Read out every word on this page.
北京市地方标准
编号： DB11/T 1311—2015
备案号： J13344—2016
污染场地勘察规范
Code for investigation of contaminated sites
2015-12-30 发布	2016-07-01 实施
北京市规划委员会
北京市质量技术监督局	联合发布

* * *

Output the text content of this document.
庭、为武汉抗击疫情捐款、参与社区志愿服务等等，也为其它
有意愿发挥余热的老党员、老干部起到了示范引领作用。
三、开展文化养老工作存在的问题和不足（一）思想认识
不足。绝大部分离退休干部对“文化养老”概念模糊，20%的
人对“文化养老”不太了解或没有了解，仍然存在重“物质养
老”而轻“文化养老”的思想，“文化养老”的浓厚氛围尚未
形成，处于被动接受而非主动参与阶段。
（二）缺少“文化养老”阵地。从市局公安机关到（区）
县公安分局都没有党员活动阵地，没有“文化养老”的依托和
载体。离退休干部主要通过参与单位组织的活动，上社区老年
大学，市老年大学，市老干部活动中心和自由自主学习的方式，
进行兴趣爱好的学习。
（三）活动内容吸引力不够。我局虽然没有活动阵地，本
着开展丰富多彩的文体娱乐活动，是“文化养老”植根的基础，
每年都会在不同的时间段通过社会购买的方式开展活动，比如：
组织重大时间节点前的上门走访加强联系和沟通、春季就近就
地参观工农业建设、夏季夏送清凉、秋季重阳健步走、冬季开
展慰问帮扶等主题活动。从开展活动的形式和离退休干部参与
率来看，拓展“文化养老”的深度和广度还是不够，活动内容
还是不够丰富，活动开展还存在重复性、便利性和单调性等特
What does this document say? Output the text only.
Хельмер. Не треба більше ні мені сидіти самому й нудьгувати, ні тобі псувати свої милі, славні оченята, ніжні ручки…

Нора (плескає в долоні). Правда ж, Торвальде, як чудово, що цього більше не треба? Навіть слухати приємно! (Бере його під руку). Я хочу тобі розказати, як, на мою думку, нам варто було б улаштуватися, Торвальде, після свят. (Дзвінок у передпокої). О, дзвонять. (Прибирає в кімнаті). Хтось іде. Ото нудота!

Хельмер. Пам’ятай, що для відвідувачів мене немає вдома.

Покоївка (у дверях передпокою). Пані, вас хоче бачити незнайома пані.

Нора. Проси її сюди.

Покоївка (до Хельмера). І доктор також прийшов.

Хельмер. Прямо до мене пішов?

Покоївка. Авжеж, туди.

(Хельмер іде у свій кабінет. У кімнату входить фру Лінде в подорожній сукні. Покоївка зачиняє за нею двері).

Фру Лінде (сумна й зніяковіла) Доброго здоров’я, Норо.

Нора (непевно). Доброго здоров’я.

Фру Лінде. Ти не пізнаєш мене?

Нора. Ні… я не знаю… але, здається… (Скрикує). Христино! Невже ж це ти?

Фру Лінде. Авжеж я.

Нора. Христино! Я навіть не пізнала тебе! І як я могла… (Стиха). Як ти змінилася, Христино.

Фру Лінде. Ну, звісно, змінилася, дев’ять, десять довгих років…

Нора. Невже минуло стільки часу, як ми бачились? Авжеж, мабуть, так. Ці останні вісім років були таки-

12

▶ _Problem details_
Pull out every line of the entries that includes the word "більше".

▶ _Correct answer_
Хельмер. Не треба більше ні мені сидіти самому й нудьгувати, ні тобі псувати свої милі, славні оченята, ніжні ручки…
Нора (плескає в долоні). Правда ж, Торвальде, як чудово, що цього більше не треба? Навіть слухати приємно! (Бере його під руку). Я хочу тобі розказати, як, на мою думку, нам варто було б улаштуватися, Торвальде, після свят. (Дзвінок у передпокої). О, дзвонять. (Прибирає в кімнаті). Хтось іде. Ото нудота!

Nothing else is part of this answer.